Page extract:

☆ ☆ ☆ ☆ ☆

Supporters of the government at the time rejected these claims, pointing to the unprecedented nature of the crisis. However, for many residents, the period reinforced a sense of drift — that decision-making was reactive rather than anticipatory during one of the city’s most challenging phases.
After the 2022 change in government, with Eknath Shinde as Chief Minister and Devendra Fadnavis as Deputy Chief Minister, Mahayuti leaders claim stalled projects were rapidly reactivated. The opening of Atal Setu became a central symbol of this narrative, frequently cited as proof of administrative urgency.
Other developments followed. Sections of the coastal road opened, significantly reducing travel time between South Mumbai and the western suburbs. Metro lines began operations, slowly reshaping daily commute patterns. Even projects once criticised — such as the Mumbai–Ahmedabad bullet train — have regained momentum.
For Mahayuti supporters, these changes reinforce the idea that Mumbai progresses fastest under stable, single-direction leadership.

☆ ☆ ☆ ☆ ☆

Data:
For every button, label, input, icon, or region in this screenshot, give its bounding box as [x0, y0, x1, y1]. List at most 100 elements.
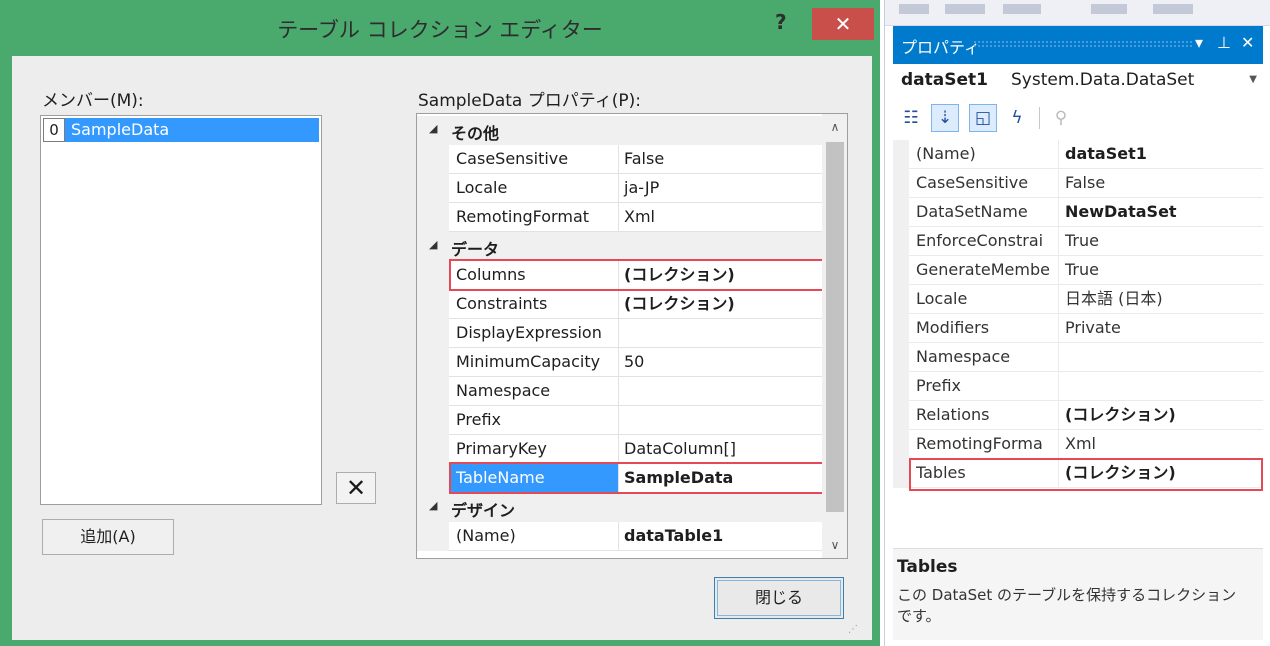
property-name: Prefix — [909, 372, 1059, 401]
dialog-titlebar[interactable]: テーブル コレクション エディター ? ✕ — [0, 0, 880, 50]
property-value[interactable] — [619, 406, 822, 435]
property-row[interactable]: Constraints (コレクション) — [417, 290, 822, 319]
category-other[interactable]: ◢ その他 — [417, 116, 822, 145]
property-value[interactable]: SampleData — [619, 464, 822, 493]
property-row[interactable]: Modifiers Private — [893, 314, 1263, 343]
property-value[interactable]: (コレクション) — [619, 290, 822, 319]
pin-icon[interactable]: ⊥ — [1217, 33, 1231, 52]
property-value[interactable]: 50 — [619, 348, 822, 377]
collapse-arrow-icon[interactable]: ◢ — [429, 122, 437, 135]
property-row[interactable]: (Name) dataSet1 — [893, 140, 1263, 169]
property-row[interactable]: Prefix — [417, 406, 822, 435]
property-value[interactable]: Xml — [1059, 430, 1263, 459]
property-name: EnforceConstrai — [909, 227, 1059, 256]
vertical-scrollbar[interactable]: ∧ ∨ — [822, 114, 847, 558]
property-row[interactable]: RemotingFormat Xml — [417, 203, 822, 232]
close-dialog-button[interactable]: 閉じる — [714, 577, 844, 619]
property-value[interactable]: NewDataSet — [1059, 198, 1263, 227]
tab-strip — [885, 0, 1270, 26]
category-data[interactable]: ◢ データ — [417, 232, 822, 261]
property-value[interactable]: dataTable1 — [619, 522, 822, 551]
property-row-selected[interactable]: TableName SampleData — [417, 464, 822, 493]
dialog-property-grid[interactable]: ◢ その他 CaseSensitive False Locale ja-JP R… — [416, 113, 848, 559]
property-row[interactable]: Namespace — [417, 377, 822, 406]
property-value[interactable]: (コレクション) — [619, 261, 822, 290]
property-row[interactable]: DataSetName NewDataSet — [893, 198, 1263, 227]
property-row[interactable]: PrimaryKey DataColumn[] — [417, 435, 822, 464]
chevron-down-icon[interactable]: ▼ — [1249, 74, 1257, 85]
events-icon[interactable]: ϟ — [1003, 104, 1031, 132]
property-value[interactable] — [619, 377, 822, 406]
property-value[interactable] — [619, 319, 822, 348]
property-name: TableName — [449, 464, 619, 493]
property-row[interactable]: EnforceConstrai True — [893, 227, 1263, 256]
property-row[interactable]: Locale ja-JP — [417, 174, 822, 203]
object-type: System.Data.DataSet — [1011, 70, 1195, 90]
property-value[interactable]: True — [1059, 256, 1263, 285]
property-name: RemotingFormat — [449, 203, 619, 232]
property-row[interactable]: Prefix — [893, 372, 1263, 401]
property-value[interactable]: False — [1059, 169, 1263, 198]
property-row[interactable]: RemotingForma Xml — [893, 430, 1263, 459]
property-value[interactable]: (コレクション) — [1059, 401, 1263, 430]
add-button[interactable]: 追加(A) — [42, 519, 174, 555]
property-name: PrimaryKey — [449, 435, 619, 464]
member-item[interactable]: 0 SampleData — [43, 118, 319, 142]
property-name: Modifiers — [909, 314, 1059, 343]
properties-icon[interactable]: ◱ — [969, 104, 997, 132]
property-row[interactable]: Locale 日本語 (日本) — [893, 285, 1263, 314]
property-row[interactable]: Relations (コレクション) — [893, 401, 1263, 430]
property-pages-icon[interactable]: ⚲ — [1047, 104, 1075, 132]
scroll-up-icon[interactable]: ∧ — [822, 114, 847, 140]
properties-titlebar[interactable]: プロパティ ▾ ⊥ ✕ — [893, 26, 1263, 64]
property-row[interactable]: (Name) dataTable1 — [417, 522, 822, 551]
help-button[interactable]: ? — [775, 10, 787, 34]
close-icon[interactable]: ✕ — [1241, 33, 1254, 52]
collapse-arrow-icon[interactable]: ◢ — [429, 499, 437, 512]
close-window-button[interactable]: ✕ — [812, 8, 874, 40]
dropdown-icon[interactable]: ▾ — [1195, 33, 1203, 52]
properties-grid[interactable]: (Name) dataSet1 CaseSensitive False Data… — [893, 140, 1263, 542]
categorized-icon[interactable]: ☷ — [897, 104, 925, 132]
drag-grip[interactable] — [973, 40, 1193, 48]
object-selector[interactable]: dataSet1 System.Data.DataSet ▼ — [893, 64, 1263, 100]
resize-grip-icon[interactable]: ⋰ — [848, 624, 858, 635]
member-name: SampleData — [71, 120, 170, 139]
collapse-arrow-icon[interactable]: ◢ — [429, 238, 437, 251]
property-value[interactable]: (コレクション) — [1059, 459, 1263, 488]
property-row[interactable]: Tables (コレクション) — [893, 459, 1263, 488]
category-design[interactable]: ◢ デザイン — [417, 493, 822, 522]
property-name: Tables — [909, 459, 1059, 488]
property-name: Namespace — [449, 377, 619, 406]
property-row[interactable]: GenerateMembe True — [893, 256, 1263, 285]
property-value[interactable]: False — [619, 145, 822, 174]
property-value[interactable]: 日本語 (日本) — [1059, 285, 1263, 314]
property-row[interactable]: Namespace — [893, 343, 1263, 372]
property-row[interactable]: CaseSensitive False — [893, 169, 1263, 198]
property-value[interactable] — [1059, 343, 1263, 372]
property-name: Constraints — [449, 290, 619, 319]
scroll-thumb[interactable] — [826, 142, 844, 512]
property-name: Locale — [909, 285, 1059, 314]
property-value[interactable]: True — [1059, 227, 1263, 256]
property-value[interactable]: DataColumn[] — [619, 435, 822, 464]
category-name: デザイン — [451, 501, 516, 520]
property-value[interactable]: Xml — [619, 203, 822, 232]
category-name: データ — [451, 240, 500, 259]
property-value[interactable]: Private — [1059, 314, 1263, 343]
members-list[interactable]: 0 SampleData — [40, 115, 322, 505]
property-row[interactable]: DisplayExpression — [417, 319, 822, 348]
dialog-title: テーブル コレクション エディター — [277, 18, 603, 42]
property-row[interactable]: MinimumCapacity 50 — [417, 348, 822, 377]
property-value[interactable] — [1059, 372, 1263, 401]
property-row[interactable]: CaseSensitive False — [417, 145, 822, 174]
alphabetical-icon[interactable]: ⇣ — [931, 104, 959, 132]
properties-title: プロパティ — [901, 38, 981, 57]
property-name: DisplayExpression — [449, 319, 619, 348]
property-row[interactable]: Columns (コレクション) — [417, 261, 822, 290]
description-title: Tables — [897, 557, 958, 577]
scroll-down-icon[interactable]: ∨ — [822, 532, 847, 558]
remove-member-button[interactable]: ✕ — [336, 472, 376, 504]
property-value[interactable]: ja-JP — [619, 174, 822, 203]
property-value[interactable]: dataSet1 — [1059, 140, 1263, 169]
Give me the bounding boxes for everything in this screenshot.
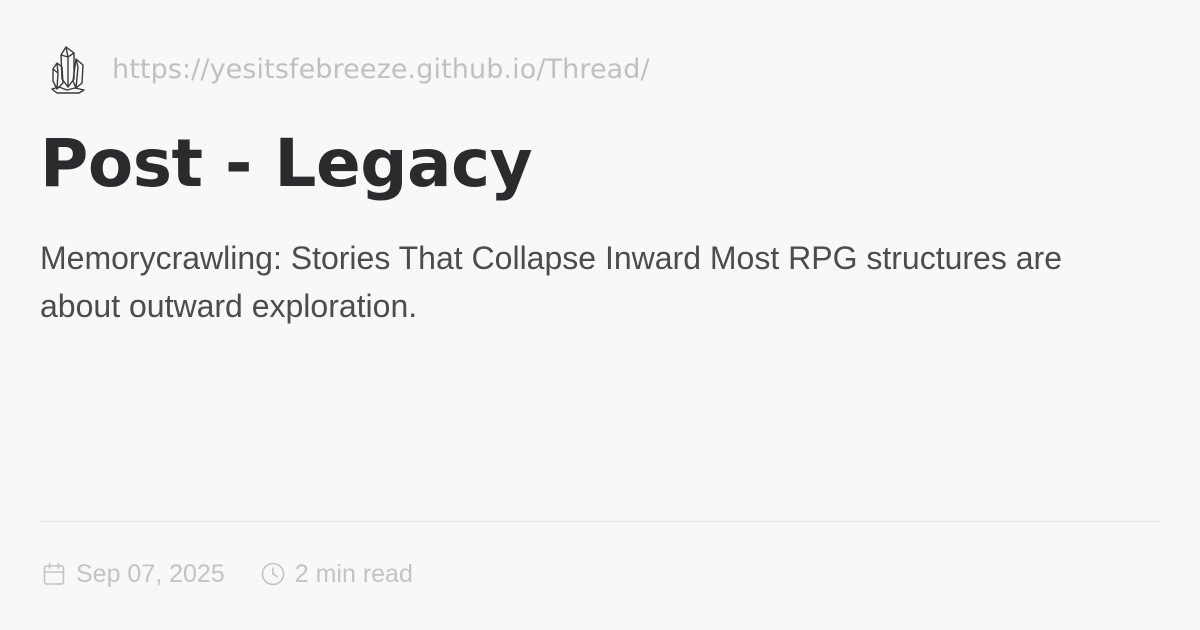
publish-date: Sep 07, 2025 [42,559,225,588]
post-title: Post - Legacy [40,125,533,202]
read-time: 2 min read [261,559,413,588]
clock-icon [261,562,285,586]
publish-date-text: Sep 07, 2025 [76,559,225,588]
crystal-cluster-icon [48,43,88,95]
divider [40,521,1160,522]
site-header: https://yesitsfebreeze.github.io/Thread/ [48,42,650,96]
social-preview-card: https://yesitsfebreeze.github.io/Thread/… [0,0,1200,630]
calendar-icon [42,562,66,586]
post-meta: Sep 07, 2025 2 min read [42,556,413,592]
site-url[interactable]: https://yesitsfebreeze.github.io/Thread/ [112,56,650,83]
post-description: Memorycrawling: Stories That Collapse In… [40,240,1062,324]
read-time-text: 2 min read [294,559,413,588]
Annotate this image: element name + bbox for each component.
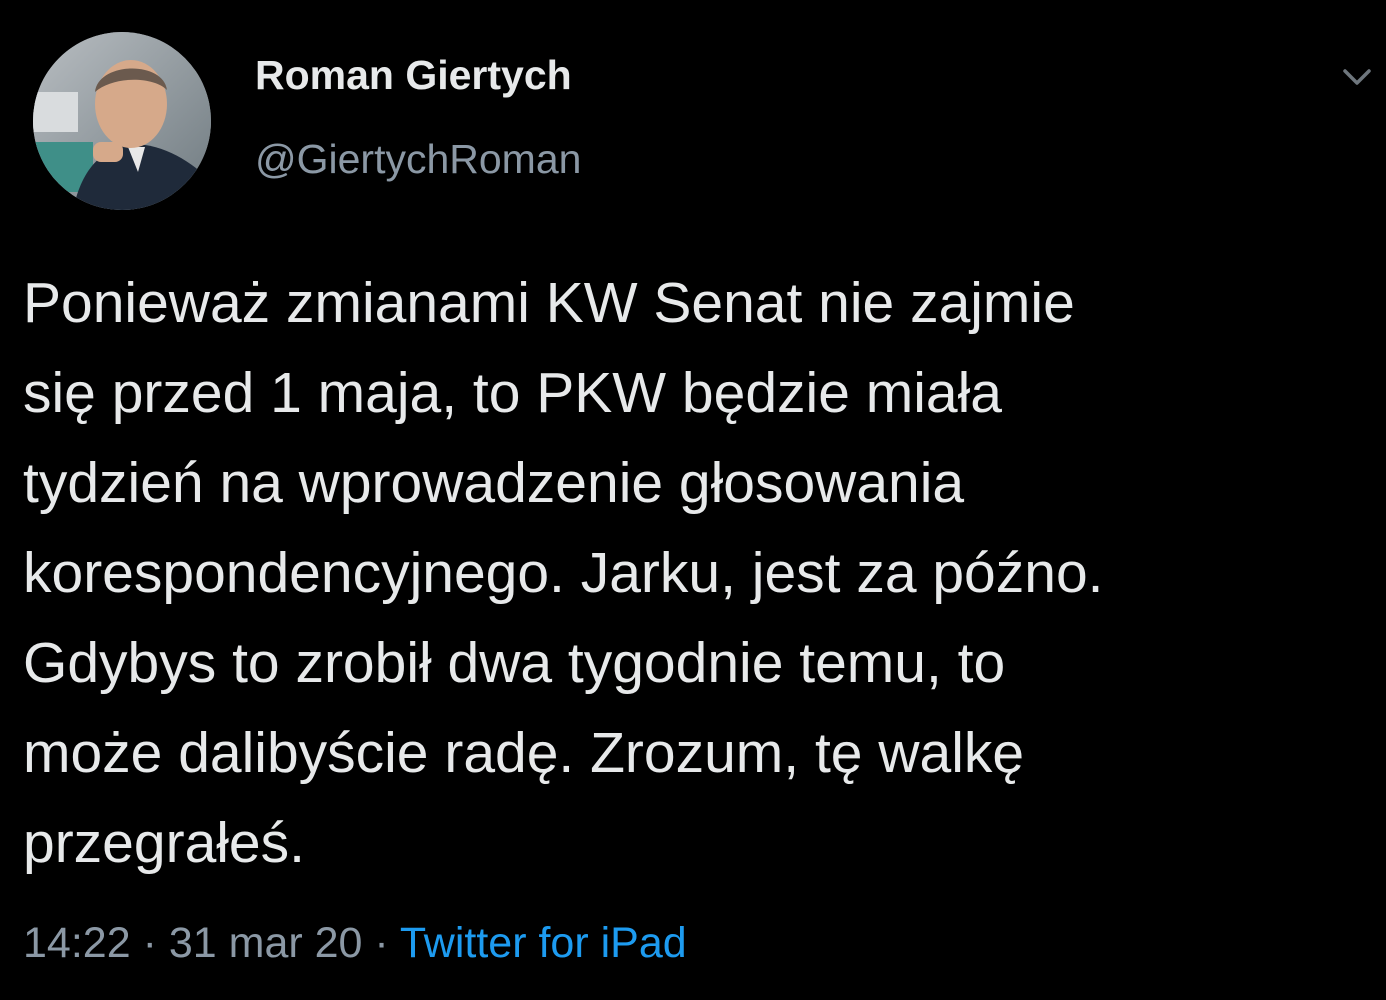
more-options-button[interactable] xyxy=(1332,52,1382,102)
user-handle[interactable]: @GiertychRoman xyxy=(255,134,581,184)
tweet-metadata: 14:22 · 31 mar 20 · Twitter for iPad xyxy=(23,915,687,971)
tweet-line: tydzień na wprowadzenie głosowania xyxy=(23,451,965,515)
meta-separator: · xyxy=(142,919,157,967)
meta-separator: · xyxy=(374,919,389,967)
tweet-line: korespondencyjnego. Jarku, jest za późno… xyxy=(23,541,1104,605)
tweet-line: Gdybys to zrobił dwa tygodnie temu, to xyxy=(23,631,1006,695)
tweet-source-link[interactable]: Twitter for iPad xyxy=(400,919,687,967)
tweet-time[interactable]: 14:22 xyxy=(23,919,131,967)
display-name[interactable]: Roman Giertych xyxy=(255,50,572,100)
avatar[interactable] xyxy=(33,32,211,210)
tweet-line: może dalibyście radę. Zrozum, tę walkę xyxy=(23,721,1025,785)
tweet-line: się przed 1 maja, to PKW będzie miała xyxy=(23,361,1002,425)
profile-photo xyxy=(33,32,211,210)
chevron-down-icon xyxy=(1343,69,1371,85)
tweet-date[interactable]: 31 mar 20 xyxy=(169,919,363,967)
tweet-line: przegrałeś. xyxy=(23,811,305,875)
tweet-text: Ponieważ zmianami KW Senat nie zajmie si… xyxy=(23,258,1373,888)
tweet-line: Ponieważ zmianami KW Senat nie zajmie xyxy=(23,271,1075,335)
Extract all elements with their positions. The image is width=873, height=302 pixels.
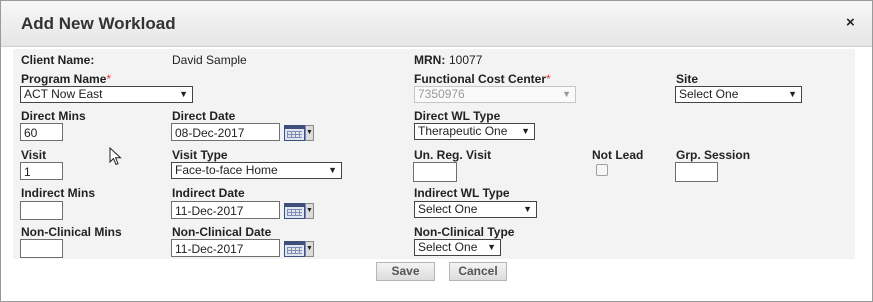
indirect-date-label: Indirect Date <box>172 186 245 200</box>
not-lead-checkbox[interactable] <box>596 164 608 176</box>
chevron-down-icon: ▼ <box>562 89 571 99</box>
direct-date-label: Direct Date <box>172 109 236 123</box>
cost-center-label: Functional Cost Center* <box>414 72 551 86</box>
cancel-button[interactable]: Cancel <box>449 262 507 281</box>
required-mark: * <box>546 72 551 86</box>
client-name-label: Client Name: <box>21 53 95 67</box>
indirect-wl-type-select[interactable]: Select One ▼ <box>414 201 537 218</box>
add-workload-dialog: Add New Workload × Client Name: David Sa… <box>0 0 873 302</box>
chevron-down-icon: ▼ <box>328 165 337 175</box>
site-label: Site <box>676 72 699 86</box>
non-clinical-date-label: Non-Clinical Date <box>172 225 272 239</box>
program-name-label: Program Name* <box>21 72 111 86</box>
visit-type-value: Face-to-face Home <box>175 163 278 177</box>
site-value: Select One <box>679 87 739 101</box>
close-icon[interactable]: × <box>846 14 855 31</box>
indirect-wl-type-label: Indirect WL Type <box>414 186 510 200</box>
calendar-icon[interactable]: ▼ <box>284 240 314 257</box>
chevron-down-icon: ▼ <box>487 242 496 252</box>
non-clinical-type-select[interactable]: Select One ▼ <box>414 239 501 256</box>
visit-type-select[interactable]: Face-to-face Home ▼ <box>171 162 342 179</box>
grp-session-input[interactable] <box>675 162 718 182</box>
not-lead-label: Not Lead <box>592 148 644 162</box>
visit-input[interactable]: 1 <box>20 162 63 180</box>
site-select[interactable]: Select One ▼ <box>675 86 802 103</box>
cost-center-label-text: Functional Cost Center <box>414 72 547 86</box>
non-clinical-type-label: Non-Clinical Type <box>414 225 515 239</box>
unreg-visit-input[interactable] <box>413 162 457 182</box>
client-name-value: David Sample <box>172 53 247 67</box>
direct-mins-input[interactable]: 60 <box>20 123 63 141</box>
program-name-select[interactable]: ACT Now East ▼ <box>20 86 193 103</box>
non-clinical-date-input[interactable]: 11-Dec-2017 <box>171 239 280 257</box>
mrn-label: MRN: <box>414 53 446 67</box>
program-name-label-text: Program Name <box>21 72 107 86</box>
required-mark: * <box>106 72 112 86</box>
chevron-down-icon: ▼ <box>179 89 188 99</box>
mrn-value: 10077 <box>449 53 483 67</box>
cost-center-value: 7350976 <box>418 87 465 101</box>
visit-type-label: Visit Type <box>172 148 228 162</box>
chevron-down-icon: ▼ <box>521 126 530 136</box>
dialog-titlebar: Add New Workload × <box>1 1 872 47</box>
non-clinical-mins-label: Non-Clinical Mins <box>21 225 122 239</box>
chevron-down-icon: ▼ <box>523 204 532 214</box>
indirect-mins-label: Indirect Mins <box>21 186 96 200</box>
dialog-title: Add New Workload <box>21 14 176 33</box>
direct-wl-type-select[interactable]: Therapeutic One ▼ <box>414 123 535 140</box>
calendar-icon[interactable]: ▼ <box>284 202 314 219</box>
direct-mins-label: Direct Mins <box>21 109 86 123</box>
visit-label: Visit <box>21 148 47 162</box>
chevron-down-icon: ▼ <box>788 89 797 99</box>
save-button[interactable]: Save <box>376 262 435 281</box>
indirect-date-input[interactable]: 11-Dec-2017 <box>171 201 280 219</box>
cost-center-select[interactable]: 7350976 ▼ <box>414 86 576 103</box>
program-name-value: ACT Now East <box>24 87 103 101</box>
grp-session-label: Grp. Session <box>676 148 751 162</box>
indirect-mins-input[interactable] <box>20 201 63 220</box>
mouse-cursor-icon <box>109 147 122 166</box>
direct-wl-type-value: Therapeutic One <box>418 124 508 138</box>
non-clinical-type-value: Select One <box>418 240 478 254</box>
calendar-icon[interactable]: ▼ <box>284 124 314 141</box>
indirect-wl-type-value: Select One <box>418 202 478 216</box>
unreg-visit-label: Un. Reg. Visit <box>414 148 492 162</box>
direct-wl-type-label: Direct WL Type <box>414 109 501 123</box>
non-clinical-mins-input[interactable] <box>20 239 63 258</box>
direct-date-input[interactable]: 08-Dec-2017 <box>171 123 280 141</box>
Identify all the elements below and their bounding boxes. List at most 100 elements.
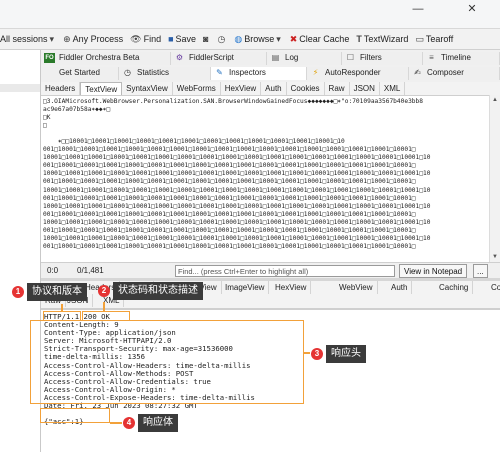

☆ ☆ ☆ ☆ ☆

Exercise set:
#1 According to the passage on Mumbai's infrastructure, what did the opening of sections of the coastal road significantly reduce?
#2 Rewrite the part of the passage on Mumbai's infrastructure starting with "Supporters of the" and going on through "most challenging phases.", swapping "residents" for "citizens".

Answers below:
#1 Travel time between South Mumbai and the western suburbs.

#2
Supporters of the government at the time rejected these claims, pointing to the unprecedented nature of the crisis. However, for many citizens, the period reinforced a sense of drift — that decision-making was reactive rather than anticipatory during one of the city’s most challenging phases.